▶ [EXERCISE AIM]: Reproduce every line of the records below word for word, but omit the picture placeholders.

::: DATA SHOWN :::

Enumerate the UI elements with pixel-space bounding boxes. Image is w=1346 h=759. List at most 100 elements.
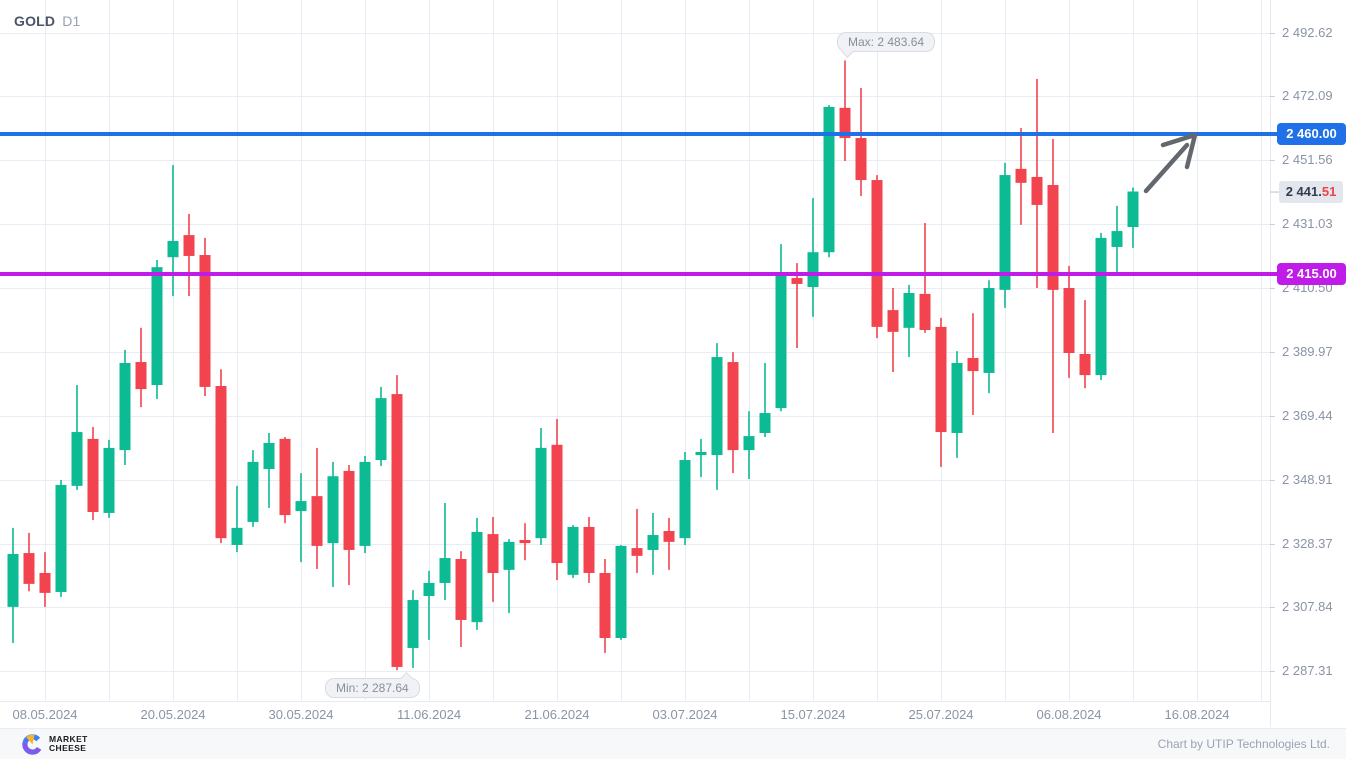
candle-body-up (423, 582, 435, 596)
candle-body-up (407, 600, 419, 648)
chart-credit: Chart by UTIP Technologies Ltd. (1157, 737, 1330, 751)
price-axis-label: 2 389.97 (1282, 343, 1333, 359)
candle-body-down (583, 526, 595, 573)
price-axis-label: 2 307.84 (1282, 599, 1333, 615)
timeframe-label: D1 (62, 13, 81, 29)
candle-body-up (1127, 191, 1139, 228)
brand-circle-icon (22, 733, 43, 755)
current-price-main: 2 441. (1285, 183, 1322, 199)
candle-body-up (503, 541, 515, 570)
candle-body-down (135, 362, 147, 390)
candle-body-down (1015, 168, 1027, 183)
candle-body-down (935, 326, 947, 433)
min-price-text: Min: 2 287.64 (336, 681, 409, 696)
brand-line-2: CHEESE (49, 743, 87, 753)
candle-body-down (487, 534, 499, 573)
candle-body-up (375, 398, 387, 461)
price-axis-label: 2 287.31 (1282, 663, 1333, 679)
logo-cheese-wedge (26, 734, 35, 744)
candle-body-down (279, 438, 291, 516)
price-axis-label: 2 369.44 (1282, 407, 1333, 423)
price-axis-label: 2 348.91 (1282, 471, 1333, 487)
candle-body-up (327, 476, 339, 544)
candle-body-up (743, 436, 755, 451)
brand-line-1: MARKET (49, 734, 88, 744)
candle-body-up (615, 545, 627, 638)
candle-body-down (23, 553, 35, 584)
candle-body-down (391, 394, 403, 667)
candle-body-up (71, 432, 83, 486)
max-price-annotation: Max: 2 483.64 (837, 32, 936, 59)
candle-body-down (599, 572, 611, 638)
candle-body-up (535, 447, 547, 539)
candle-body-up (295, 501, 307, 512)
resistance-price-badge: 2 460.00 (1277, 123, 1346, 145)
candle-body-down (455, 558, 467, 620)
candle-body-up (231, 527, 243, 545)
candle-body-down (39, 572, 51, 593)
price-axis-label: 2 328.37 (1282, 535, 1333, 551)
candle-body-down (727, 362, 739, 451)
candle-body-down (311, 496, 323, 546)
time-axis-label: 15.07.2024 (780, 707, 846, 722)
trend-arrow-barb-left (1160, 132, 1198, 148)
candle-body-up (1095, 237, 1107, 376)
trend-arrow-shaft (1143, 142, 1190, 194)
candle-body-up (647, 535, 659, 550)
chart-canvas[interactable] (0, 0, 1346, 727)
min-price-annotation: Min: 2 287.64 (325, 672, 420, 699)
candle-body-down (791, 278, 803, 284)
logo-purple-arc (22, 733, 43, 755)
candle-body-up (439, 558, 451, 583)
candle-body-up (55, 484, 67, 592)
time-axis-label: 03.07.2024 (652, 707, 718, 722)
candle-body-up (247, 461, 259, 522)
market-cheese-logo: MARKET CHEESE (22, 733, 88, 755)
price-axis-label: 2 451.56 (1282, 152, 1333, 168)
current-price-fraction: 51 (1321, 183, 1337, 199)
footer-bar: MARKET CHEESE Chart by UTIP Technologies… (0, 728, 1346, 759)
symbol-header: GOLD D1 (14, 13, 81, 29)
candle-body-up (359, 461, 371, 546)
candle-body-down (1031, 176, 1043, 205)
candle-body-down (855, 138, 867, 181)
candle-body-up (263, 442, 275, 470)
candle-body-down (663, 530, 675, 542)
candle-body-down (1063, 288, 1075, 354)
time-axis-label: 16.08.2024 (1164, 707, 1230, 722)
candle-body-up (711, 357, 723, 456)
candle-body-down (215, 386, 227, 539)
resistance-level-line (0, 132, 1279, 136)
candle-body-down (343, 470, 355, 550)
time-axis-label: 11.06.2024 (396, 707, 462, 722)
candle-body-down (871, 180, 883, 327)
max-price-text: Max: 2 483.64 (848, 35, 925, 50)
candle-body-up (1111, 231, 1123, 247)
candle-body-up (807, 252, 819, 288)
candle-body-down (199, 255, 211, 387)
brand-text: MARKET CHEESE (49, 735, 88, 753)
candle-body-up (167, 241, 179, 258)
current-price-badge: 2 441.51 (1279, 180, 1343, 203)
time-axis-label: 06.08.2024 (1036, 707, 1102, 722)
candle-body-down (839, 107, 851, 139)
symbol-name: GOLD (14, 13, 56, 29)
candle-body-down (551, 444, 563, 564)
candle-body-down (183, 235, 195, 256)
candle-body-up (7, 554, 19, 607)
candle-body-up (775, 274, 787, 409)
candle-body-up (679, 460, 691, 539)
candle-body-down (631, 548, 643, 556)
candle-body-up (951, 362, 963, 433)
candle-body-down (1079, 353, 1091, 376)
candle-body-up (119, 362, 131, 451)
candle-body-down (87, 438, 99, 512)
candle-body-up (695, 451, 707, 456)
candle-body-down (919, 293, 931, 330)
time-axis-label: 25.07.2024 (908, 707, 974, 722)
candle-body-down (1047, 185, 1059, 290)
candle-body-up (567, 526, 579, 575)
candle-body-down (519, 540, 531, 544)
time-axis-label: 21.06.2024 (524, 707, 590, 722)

:::

▶ [TASK ANSWER]:
Enumerate the UI elements with pixel-space bounding boxes. Image is w=1346 h=759. List at most 100 elements.
candle-body-up (423, 582, 435, 596)
candle-body-up (407, 600, 419, 648)
chart-credit: Chart by UTIP Technologies Ltd. (1157, 737, 1330, 751)
price-axis-label: 2 389.97 (1282, 343, 1333, 359)
candle-body-down (583, 526, 595, 573)
price-axis-label: 2 307.84 (1282, 599, 1333, 615)
timeframe-label: D1 (62, 13, 81, 29)
candle-body-up (1127, 191, 1139, 228)
brand-circle-icon (22, 733, 43, 755)
current-price-main: 2 441. (1285, 183, 1322, 199)
candle-body-up (503, 541, 515, 570)
candle-body-down (135, 362, 147, 390)
candle-body-down (1015, 168, 1027, 183)
candle-body-down (935, 326, 947, 433)
min-price-text: Min: 2 287.64 (336, 681, 409, 696)
brand-line-2: CHEESE (49, 743, 87, 753)
candle-body-down (487, 534, 499, 573)
candle-body-up (375, 398, 387, 461)
price-axis-label: 2 287.31 (1282, 663, 1333, 679)
logo-cheese-wedge (26, 734, 35, 744)
candle-body-down (279, 438, 291, 516)
price-axis-label: 2 369.44 (1282, 407, 1333, 423)
price-axis-label: 2 348.91 (1282, 471, 1333, 487)
candle-body-up (327, 476, 339, 544)
candle-body-up (743, 436, 755, 451)
brand-line-1: MARKET (49, 734, 88, 744)
candle-body-up (615, 545, 627, 638)
candle-body-down (23, 553, 35, 584)
candle-body-down (391, 394, 403, 667)
candle-body-up (71, 432, 83, 486)
max-price-annotation: Max: 2 483.64 (837, 32, 936, 59)
candle-body-down (599, 572, 611, 638)
candle-body-up (535, 447, 547, 539)
candle-body-up (295, 501, 307, 512)
resistance-price-badge: 2 460.00 (1277, 123, 1346, 145)
candle-body-down (455, 558, 467, 620)
candle-body-up (231, 527, 243, 545)
candle-body-down (39, 572, 51, 593)
price-axis-label: 2 328.37 (1282, 535, 1333, 551)
candle-body-down (727, 362, 739, 451)
candle-body-down (311, 496, 323, 546)
time-axis-label: 15.07.2024 (780, 707, 846, 722)
trend-arrow-barb-left (1160, 132, 1198, 148)
candle-body-up (1095, 237, 1107, 376)
trend-arrow-shaft (1143, 142, 1190, 194)
candle-body-up (647, 535, 659, 550)
chart-canvas[interactable] (0, 0, 1346, 727)
min-price-annotation: Min: 2 287.64 (325, 672, 420, 699)
candle-body-down (791, 278, 803, 284)
logo-purple-arc (22, 733, 43, 755)
candle-body-up (439, 558, 451, 583)
candle-body-up (55, 484, 67, 592)
time-axis-label: 03.07.2024 (652, 707, 718, 722)
candle-body-up (247, 461, 259, 522)
market-cheese-logo: MARKET CHEESE (22, 733, 88, 755)
price-axis-label: 2 451.56 (1282, 152, 1333, 168)
current-price-fraction: 51 (1321, 183, 1337, 199)
footer-bar: MARKET CHEESE Chart by UTIP Technologies… (0, 728, 1346, 759)
symbol-header: GOLD D1 (14, 13, 81, 29)
candle-body-up (359, 461, 371, 546)
candle-body-down (1031, 176, 1043, 205)
candle-body-down (855, 138, 867, 181)
candle-body-up (263, 442, 275, 470)
candle-body-down (663, 530, 675, 542)
candle-body-down (1063, 288, 1075, 354)
time-axis-label: 16.08.2024 (1164, 707, 1230, 722)
candle-body-up (711, 357, 723, 456)
candle-body-down (215, 386, 227, 539)
resistance-level-line (0, 132, 1279, 136)
candle-body-down (343, 470, 355, 550)
time-axis-label: 11.06.2024 (396, 707, 462, 722)
candle-body-down (871, 180, 883, 327)
max-price-text: Max: 2 483.64 (848, 35, 925, 50)
candle-body-up (1111, 231, 1123, 247)
candle-body-up (807, 252, 819, 288)
candle-body-down (199, 255, 211, 387)
brand-text: MARKET CHEESE (49, 735, 88, 753)
candle-body-up (167, 241, 179, 258)
current-price-badge: 2 441.51 (1279, 180, 1343, 203)
time-axis-label: 06.08.2024 (1036, 707, 1102, 722)
candle-body-down (839, 107, 851, 139)
symbol-name: GOLD (14, 13, 56, 29)
candle-body-down (551, 444, 563, 564)
candle-body-down (183, 235, 195, 256)
candle-body-up (7, 554, 19, 607)
candle-body-up (775, 274, 787, 409)
candle-body-up (679, 460, 691, 539)
candle-body-down (631, 548, 643, 556)
candle-body-up (951, 362, 963, 433)
candle-body-down (1079, 353, 1091, 376)
candle-body-up (119, 362, 131, 451)
candle-body-down (87, 438, 99, 512)
candle-body-up (695, 451, 707, 456)
candle-body-down (919, 293, 931, 330)
time-axis-label: 25.07.2024 (908, 707, 974, 722)
candle-body-down (1047, 185, 1059, 290)
candle-body-up (567, 526, 579, 575)
candle-body-down (519, 540, 531, 544)
time-axis-label: 21.06.2024 (524, 707, 590, 722)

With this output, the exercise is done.